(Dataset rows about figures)
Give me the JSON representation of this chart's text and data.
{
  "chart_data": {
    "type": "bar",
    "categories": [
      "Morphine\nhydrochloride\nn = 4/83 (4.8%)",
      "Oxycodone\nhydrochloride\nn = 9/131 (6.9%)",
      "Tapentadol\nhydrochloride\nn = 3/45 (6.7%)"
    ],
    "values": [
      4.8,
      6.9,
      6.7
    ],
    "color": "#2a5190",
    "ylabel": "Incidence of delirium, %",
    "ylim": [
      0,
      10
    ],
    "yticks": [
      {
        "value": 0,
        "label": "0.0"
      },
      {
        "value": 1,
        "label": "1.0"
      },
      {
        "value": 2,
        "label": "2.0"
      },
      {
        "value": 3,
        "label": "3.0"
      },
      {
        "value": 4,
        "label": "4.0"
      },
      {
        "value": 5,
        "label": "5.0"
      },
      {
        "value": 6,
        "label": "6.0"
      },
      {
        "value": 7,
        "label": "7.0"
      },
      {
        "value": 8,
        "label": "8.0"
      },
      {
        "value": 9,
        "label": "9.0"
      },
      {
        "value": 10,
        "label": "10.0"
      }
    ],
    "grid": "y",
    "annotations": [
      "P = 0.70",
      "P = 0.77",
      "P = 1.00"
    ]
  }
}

▶ [WRITTEN INSTRUCTION] Output the listing above word for word.

▶ [SOLUTION BELOW]
Give me the JSON representation of this chart's text and data.
{
  "chart_data": {
    "type": "bar",
    "categories": [
      "Morphine\nhydrochloride\nn = 4/83 (4.8%)",
      "Oxycodone\nhydrochloride\nn = 9/131 (6.9%)",
      "Tapentadol\nhydrochloride\nn = 3/45 (6.7%)"
    ],
    "values": [
      4.8,
      6.9,
      6.7
    ],
    "color": "#2a5190",
    "ylabel": "Incidence of delirium, %",
    "ylim": [
      0,
      10
    ],
    "yticks": [
      {
        "value": 0,
        "label": "0.0"
      },
      {
        "value": 1,
        "label": "1.0"
      },
      {
        "value": 2,
        "label": "2.0"
      },
      {
        "value": 3,
        "label": "3.0"
      },
      {
        "value": 4,
        "label": "4.0"
      },
      {
        "value": 5,
        "label": "5.0"
      },
      {
        "value": 6,
        "label": "6.0"
      },
      {
        "value": 7,
        "label": "7.0"
      },
      {
        "value": 8,
        "label": "8.0"
      },
      {
        "value": 9,
        "label": "9.0"
      },
      {
        "value": 10,
        "label": "10.0"
      }
    ],
    "grid": "y",
    "annotations": [
      "P = 0.70",
      "P = 0.77",
      "P = 1.00"
    ]
  }
}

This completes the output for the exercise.